§ Data for processing
§ §

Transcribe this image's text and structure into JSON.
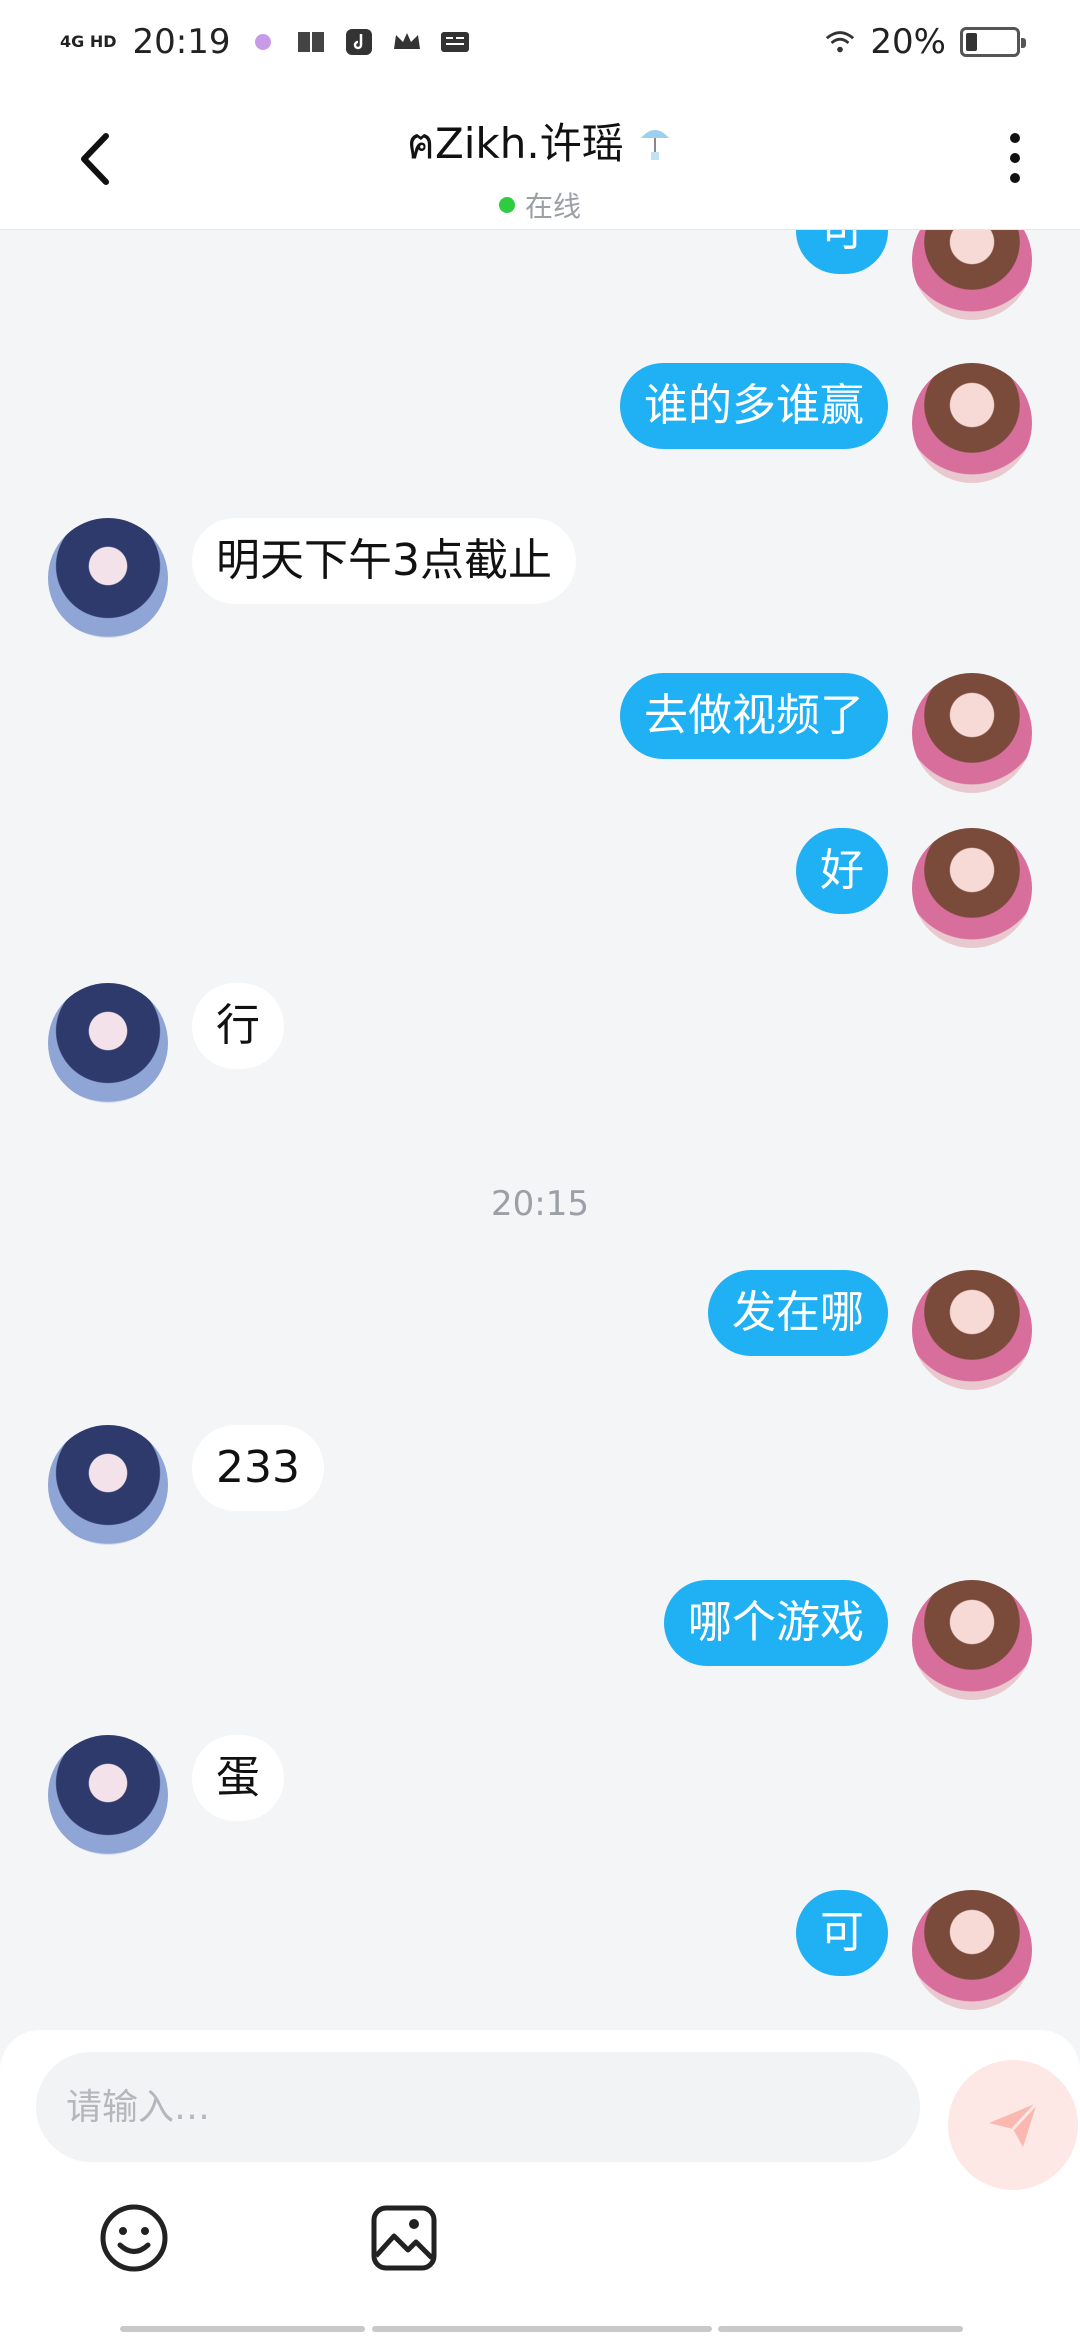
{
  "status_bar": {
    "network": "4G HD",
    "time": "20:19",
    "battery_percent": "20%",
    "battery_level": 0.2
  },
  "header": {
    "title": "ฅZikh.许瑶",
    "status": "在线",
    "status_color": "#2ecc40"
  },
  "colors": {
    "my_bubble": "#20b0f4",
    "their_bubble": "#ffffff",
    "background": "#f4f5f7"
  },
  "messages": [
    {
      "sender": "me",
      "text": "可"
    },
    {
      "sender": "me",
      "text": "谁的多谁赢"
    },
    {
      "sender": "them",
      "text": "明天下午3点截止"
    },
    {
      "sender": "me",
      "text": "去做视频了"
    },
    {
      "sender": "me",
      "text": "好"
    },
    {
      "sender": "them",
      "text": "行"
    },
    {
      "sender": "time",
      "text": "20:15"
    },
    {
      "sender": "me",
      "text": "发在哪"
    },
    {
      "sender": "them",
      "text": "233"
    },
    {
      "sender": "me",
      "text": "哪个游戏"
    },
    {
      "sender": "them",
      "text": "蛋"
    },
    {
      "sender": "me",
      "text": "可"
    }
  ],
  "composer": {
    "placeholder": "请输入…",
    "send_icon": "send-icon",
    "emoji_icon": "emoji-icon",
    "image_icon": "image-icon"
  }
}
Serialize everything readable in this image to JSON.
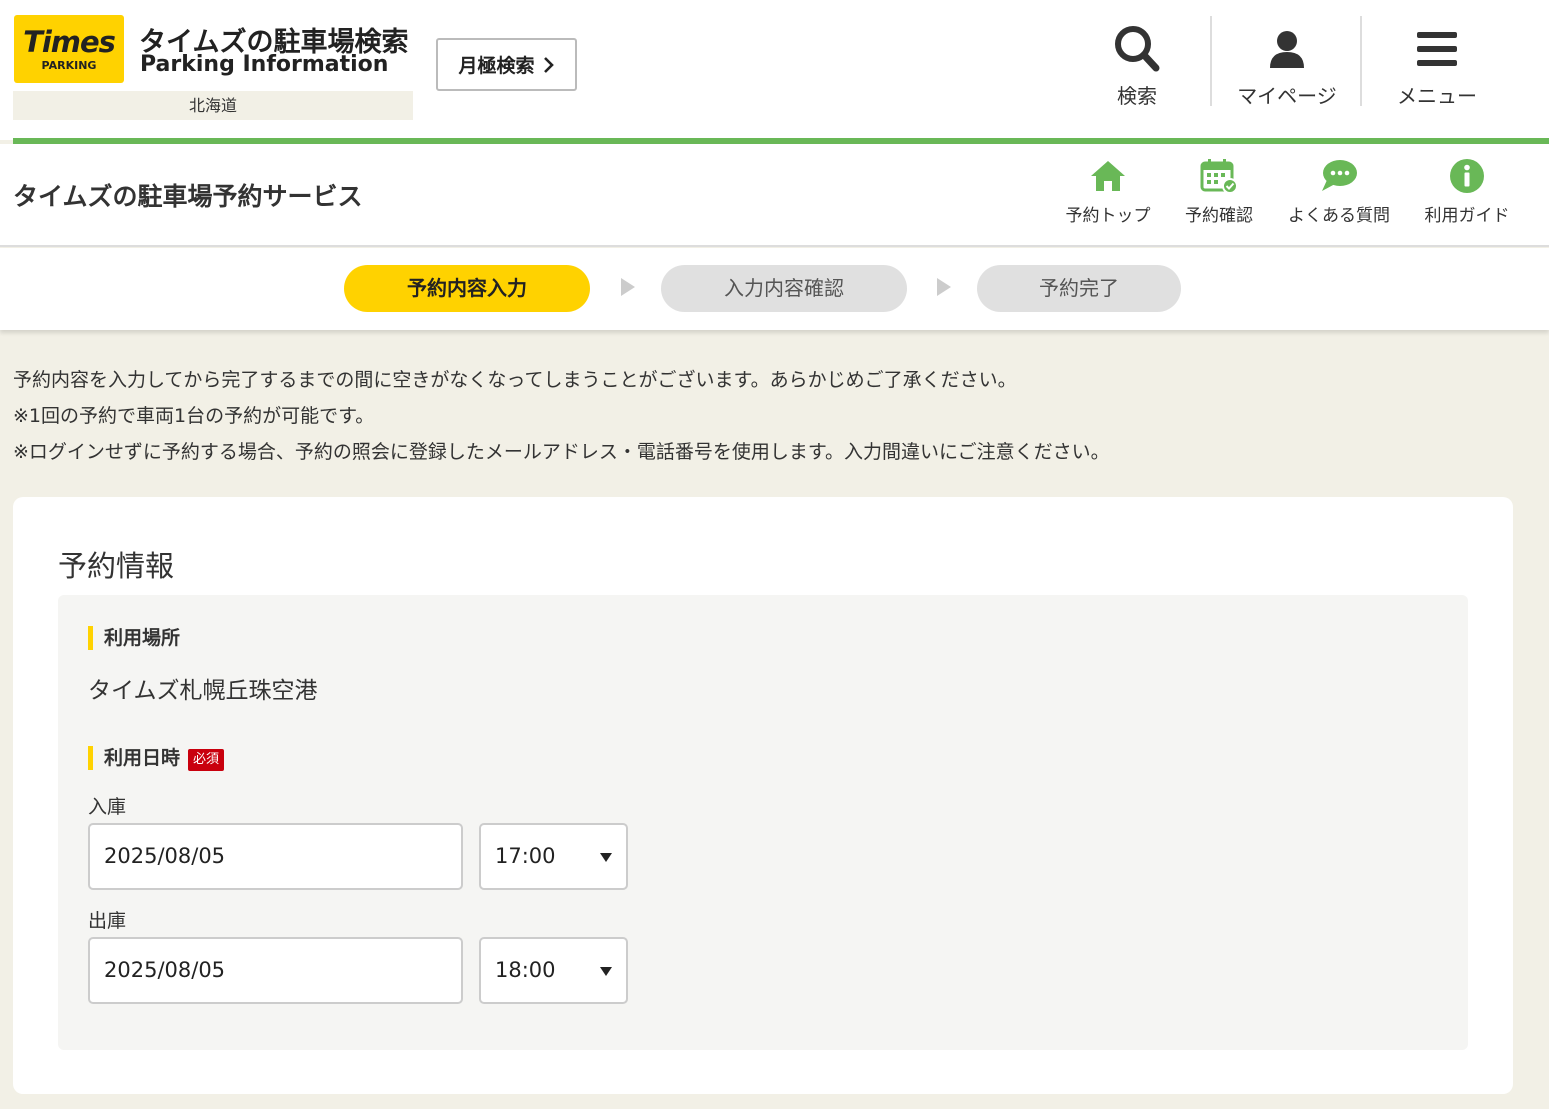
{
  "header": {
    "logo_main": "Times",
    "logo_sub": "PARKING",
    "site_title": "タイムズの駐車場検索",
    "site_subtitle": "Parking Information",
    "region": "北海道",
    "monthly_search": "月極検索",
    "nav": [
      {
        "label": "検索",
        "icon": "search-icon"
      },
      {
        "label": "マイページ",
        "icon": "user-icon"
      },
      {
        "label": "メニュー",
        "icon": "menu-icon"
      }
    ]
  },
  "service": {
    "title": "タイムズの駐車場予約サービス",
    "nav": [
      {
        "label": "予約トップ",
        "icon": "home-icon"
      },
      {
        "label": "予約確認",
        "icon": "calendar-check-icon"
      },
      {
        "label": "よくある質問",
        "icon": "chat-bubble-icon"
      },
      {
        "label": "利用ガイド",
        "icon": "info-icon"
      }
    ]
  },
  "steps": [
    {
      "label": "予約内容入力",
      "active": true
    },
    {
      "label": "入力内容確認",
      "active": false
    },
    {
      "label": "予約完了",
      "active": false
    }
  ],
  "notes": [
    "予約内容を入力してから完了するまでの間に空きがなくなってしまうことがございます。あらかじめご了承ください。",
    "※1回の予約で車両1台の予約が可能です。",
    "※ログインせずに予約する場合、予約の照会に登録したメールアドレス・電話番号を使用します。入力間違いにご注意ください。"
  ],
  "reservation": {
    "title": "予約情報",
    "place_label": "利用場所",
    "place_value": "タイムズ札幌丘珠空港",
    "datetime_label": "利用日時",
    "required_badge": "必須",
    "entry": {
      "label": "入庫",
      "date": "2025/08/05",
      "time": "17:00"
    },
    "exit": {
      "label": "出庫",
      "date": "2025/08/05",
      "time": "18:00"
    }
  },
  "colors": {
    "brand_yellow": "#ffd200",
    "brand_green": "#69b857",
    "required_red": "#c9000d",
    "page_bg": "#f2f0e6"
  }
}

§ §

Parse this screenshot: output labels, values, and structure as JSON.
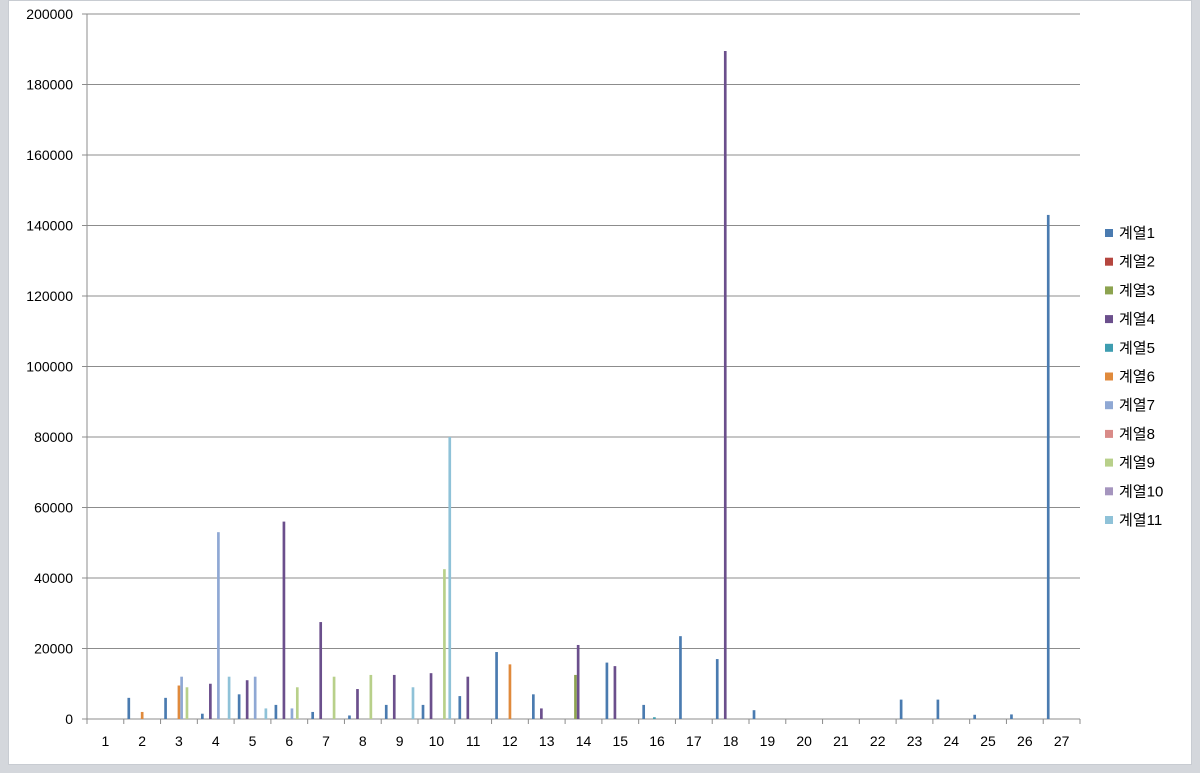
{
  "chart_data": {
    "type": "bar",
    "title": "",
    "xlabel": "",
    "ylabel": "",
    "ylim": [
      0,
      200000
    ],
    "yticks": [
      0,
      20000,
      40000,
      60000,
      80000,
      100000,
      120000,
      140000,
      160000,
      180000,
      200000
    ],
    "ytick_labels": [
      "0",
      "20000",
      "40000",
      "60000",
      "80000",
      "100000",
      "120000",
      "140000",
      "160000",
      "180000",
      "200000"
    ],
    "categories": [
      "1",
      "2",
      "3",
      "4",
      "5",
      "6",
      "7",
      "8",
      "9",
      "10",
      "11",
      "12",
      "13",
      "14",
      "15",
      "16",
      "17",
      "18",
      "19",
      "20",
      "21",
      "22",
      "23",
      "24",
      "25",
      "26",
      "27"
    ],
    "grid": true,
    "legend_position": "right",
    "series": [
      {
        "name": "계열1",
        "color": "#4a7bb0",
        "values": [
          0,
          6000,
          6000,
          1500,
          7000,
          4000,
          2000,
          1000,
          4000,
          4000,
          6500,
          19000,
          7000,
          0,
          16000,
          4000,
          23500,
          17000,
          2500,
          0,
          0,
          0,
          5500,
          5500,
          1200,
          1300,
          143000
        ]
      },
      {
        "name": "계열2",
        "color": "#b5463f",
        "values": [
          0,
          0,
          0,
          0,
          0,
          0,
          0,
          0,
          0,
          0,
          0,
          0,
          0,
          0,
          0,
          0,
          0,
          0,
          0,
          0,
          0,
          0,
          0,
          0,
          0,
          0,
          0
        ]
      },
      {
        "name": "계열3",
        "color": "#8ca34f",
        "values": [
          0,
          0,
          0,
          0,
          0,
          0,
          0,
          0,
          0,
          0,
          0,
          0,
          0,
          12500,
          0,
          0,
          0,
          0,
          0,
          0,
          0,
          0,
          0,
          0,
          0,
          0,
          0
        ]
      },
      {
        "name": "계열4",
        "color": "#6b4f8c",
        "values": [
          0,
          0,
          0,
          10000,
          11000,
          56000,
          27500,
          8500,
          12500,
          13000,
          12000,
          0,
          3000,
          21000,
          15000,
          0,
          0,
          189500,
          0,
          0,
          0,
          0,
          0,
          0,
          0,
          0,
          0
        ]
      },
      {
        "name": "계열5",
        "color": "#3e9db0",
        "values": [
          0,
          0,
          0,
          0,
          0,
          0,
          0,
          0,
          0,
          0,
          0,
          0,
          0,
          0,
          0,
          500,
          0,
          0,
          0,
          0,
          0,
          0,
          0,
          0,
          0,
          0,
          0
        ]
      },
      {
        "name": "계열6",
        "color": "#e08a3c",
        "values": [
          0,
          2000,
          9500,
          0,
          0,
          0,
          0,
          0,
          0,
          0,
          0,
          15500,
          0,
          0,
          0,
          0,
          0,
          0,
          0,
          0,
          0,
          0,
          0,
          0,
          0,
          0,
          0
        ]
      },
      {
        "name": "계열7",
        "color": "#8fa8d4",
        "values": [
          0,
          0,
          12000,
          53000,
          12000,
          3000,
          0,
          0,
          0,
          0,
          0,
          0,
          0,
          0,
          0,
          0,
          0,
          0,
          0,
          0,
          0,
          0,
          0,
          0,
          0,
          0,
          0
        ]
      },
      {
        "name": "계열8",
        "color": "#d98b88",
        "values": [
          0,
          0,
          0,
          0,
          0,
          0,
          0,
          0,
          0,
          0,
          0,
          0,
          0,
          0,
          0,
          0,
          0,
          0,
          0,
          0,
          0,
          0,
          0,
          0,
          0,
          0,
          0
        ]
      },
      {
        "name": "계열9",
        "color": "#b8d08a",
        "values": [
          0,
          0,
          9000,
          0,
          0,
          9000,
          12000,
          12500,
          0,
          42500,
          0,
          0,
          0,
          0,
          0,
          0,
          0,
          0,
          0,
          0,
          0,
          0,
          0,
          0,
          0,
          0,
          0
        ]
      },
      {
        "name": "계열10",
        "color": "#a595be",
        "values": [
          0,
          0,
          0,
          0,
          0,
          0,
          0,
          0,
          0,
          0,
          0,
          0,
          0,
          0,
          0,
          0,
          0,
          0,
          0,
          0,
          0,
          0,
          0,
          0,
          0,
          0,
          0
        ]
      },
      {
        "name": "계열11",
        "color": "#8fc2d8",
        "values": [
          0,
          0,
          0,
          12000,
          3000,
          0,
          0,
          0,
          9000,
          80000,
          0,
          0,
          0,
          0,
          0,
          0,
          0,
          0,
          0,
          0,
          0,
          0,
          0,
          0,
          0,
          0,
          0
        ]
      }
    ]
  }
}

§ §

§ Problem to solve
Within the records above, how many lines include the word "JSON"? State the number by itself.

§ Written solution
3